§ TEXT EXTRACT
● ● ● ● ● ● ●
Messy Mashups

Shares this week: Laura Winter, The Stolen Lives

So after an entire month yapping about Un Lun Dun, it’s time to talk about writing of my own, and what I’m working on, and how it’s going.

I’m about a third of the way done with a first draft of The Dancer’s Tale, which is part 3 of volume 4 of Swords In Darkness (part 1 is The Lady of Darkness; part 2 is The Chapterhouse of Elith). I’ve also been working, slowly and painfully, on Chapterhouse, of which I’ve had a working draft for most of a year, but which I don’t seem to be able to finish. What’s the trouble?

First of all, the general point. The three parts of volume 4 (for which I don’t have a decent title yet…) are all essentially spins on different modes of fantasy writing.

  • The Lady of Darkness is a reformulation of H. Rider Haggard’s classic novel She, which arguably invented the fantasy trope of finding a lost city and trying to make sense of its bizarre and fantastical culture and inhabitants. My aim was not just to go back to the start of the genre, but also to undermine the basic chauvinism and racism of the original. The racism is easy enough to chuck, but She is probably the most chauvinistic novel I’ve ever read, and that chauvinism is fundamental to the novel’s structure. So The Lady of Darkness isn’t just a rewrite but a total overhaul.

  • The Dancer’s Tale looks at fantasy in relation to fairy tales, casting progressively farther afield from the usual sources of Euro-American fantasy. I begin with a brief Grimm-style tale, move into a longer Irish-style one, then to the 1001 Nights and finally The Journey to the West (Xiyouji). So instead of reframing fairy-tale events in novelistic prose, it’s a novel composed of tales.

  • As for The Chapterhouse of Elith, it’s a mashup of fantasy with detective-espionage fiction.

I’ve gotten stuck with Chapterhouse bceause, with all three parts of the book, I want to take the deep style and structure of the source-material seriously, but espionage fiction and fantasy don’t mesh comfortably. Sure, you can do fantasy James Bond easily enough, but on the whole Bond has nothing to do with espionage. My inspiration is John Le Carré, which makes the mashup tricky.
● ● ● ● ● ● ●
§ STORED DATA
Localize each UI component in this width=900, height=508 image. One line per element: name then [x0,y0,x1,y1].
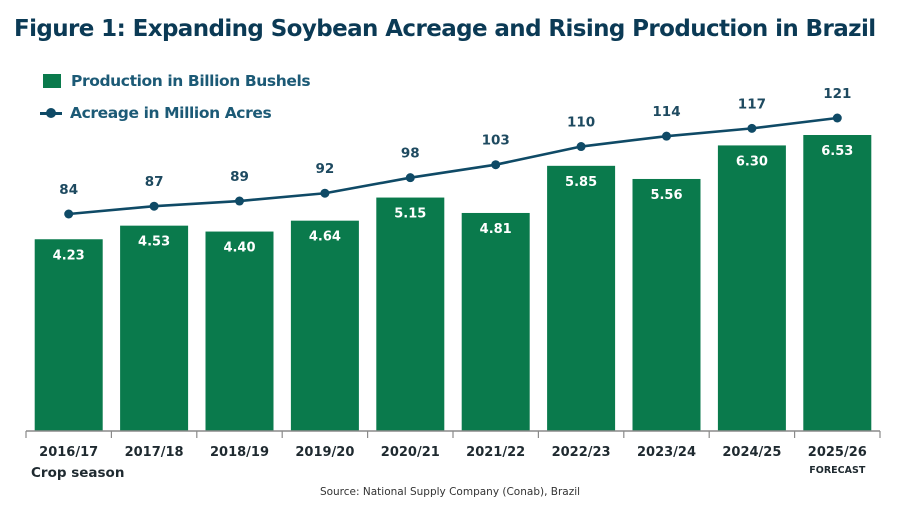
● ● ● ● ● ● ●
§ SHORT PROBLEM
Continue the blog post above about the author's work on the Swords In Darkness drafts, starting right after its last sentence.

§ FINAL RESULT
Le Carré is a wonderful novelist, irrespective of the espionage thing, because his novels revolve around complex, flawed people. His world is painted in a palette of subtle grays, but more importantly his characters are just people who happen to be involved (professionally or otherwise) in the world of espionage. Most of their motivations aren’t dictated by the spy plots at hand, but by the far messier and more complicated intricacies of their lives. Office politics commonly mean more than official aims.

Following a pattern found in a lot of Le Carré’s earlier work, I set up Chapterhouse as largely a series of conversations between Avren, acting as the counterespionage investigator, and the various women who run the Elith Chapterhouse. All of them are suspects, because there is a crime under investigation, but they’re also Avren’s only way of finding out what’s happened, how, and why. Basic detective stuff, in other words.

The problem, I found, is that espionage fiction depends enormously on shared assumptions. To take one strong example, spy fiction always assumes that the ultimate failure, the worst case scenario, is that open war breaks out. Nobody says this much, unless the threat is nuclear armageddon, but it’s the underlying principle of the whole thing. In fantasy, however, the statement “all-out warfare began” is sort of like “it started raining” in its ordinariness. So you have espionage without purpose: why bother sneaking around stealing information when you could just charge in with swords drawn? There is of course wartime espionage, but that misses a great deal of what, for me, makes Le Carré so interesting to read.

The result is that there’s an enormous amount of exposition necessary, and we all know what a pain that can be. The reader has to understand not only that abject failure on Avren’s part could lead to war, but also that war would be disastrous, something everybody desperately wants to avoid. It’s important that diplomatic fictions and surfaces be preserved, not because they’re real or true but because they help avoid unpleasantness—which in turn could potentially lead to war.

On the whole, I think I’ve done okay with this, but there is one crucial conversation that has kicked my butt. (For a long time I didn’t realize that it was this one conversation causing the problem, and I read back and forth and tinkered throughout, which of course took even more time.) It occurs right near the beginning, and marks the beginning of Avren’s investigation (the previous chapters being setup in the Chapterhouse, Avren getting tasked, Avren’s arrival, etc.). If the reader gets stuck or lost, they’ll probably never pick up the threads.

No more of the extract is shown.